■ Records contained in a dataset:
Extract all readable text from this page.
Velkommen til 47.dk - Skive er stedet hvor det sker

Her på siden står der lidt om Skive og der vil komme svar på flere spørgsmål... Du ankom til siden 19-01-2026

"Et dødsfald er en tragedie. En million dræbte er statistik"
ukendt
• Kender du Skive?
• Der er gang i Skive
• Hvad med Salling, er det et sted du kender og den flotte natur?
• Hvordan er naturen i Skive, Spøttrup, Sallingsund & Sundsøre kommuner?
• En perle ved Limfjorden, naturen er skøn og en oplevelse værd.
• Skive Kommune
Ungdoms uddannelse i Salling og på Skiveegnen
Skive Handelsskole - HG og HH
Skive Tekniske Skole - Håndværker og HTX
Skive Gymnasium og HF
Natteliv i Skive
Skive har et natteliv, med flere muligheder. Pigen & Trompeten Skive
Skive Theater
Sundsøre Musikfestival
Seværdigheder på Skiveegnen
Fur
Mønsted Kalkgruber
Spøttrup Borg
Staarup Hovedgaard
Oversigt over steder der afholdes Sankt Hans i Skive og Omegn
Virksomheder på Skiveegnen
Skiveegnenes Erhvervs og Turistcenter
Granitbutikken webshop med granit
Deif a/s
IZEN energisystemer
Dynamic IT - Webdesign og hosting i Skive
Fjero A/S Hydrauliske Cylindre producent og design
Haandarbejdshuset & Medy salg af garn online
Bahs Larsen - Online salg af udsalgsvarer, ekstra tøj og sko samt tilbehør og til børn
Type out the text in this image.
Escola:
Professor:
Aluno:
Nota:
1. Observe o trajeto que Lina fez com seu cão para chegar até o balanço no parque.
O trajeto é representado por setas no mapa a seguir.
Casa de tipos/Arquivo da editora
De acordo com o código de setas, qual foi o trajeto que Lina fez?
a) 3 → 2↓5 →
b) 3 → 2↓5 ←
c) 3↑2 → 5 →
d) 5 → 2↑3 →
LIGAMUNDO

■ TASK OBJECTIVE: Identify each line in the records above containing the word "setas"; copy those lines.

■ FINAL ANSWER:
O trajeto é representado por setas no mapa a seguir.
De acordo com o código de setas, qual foi o trajeto que Lina fez?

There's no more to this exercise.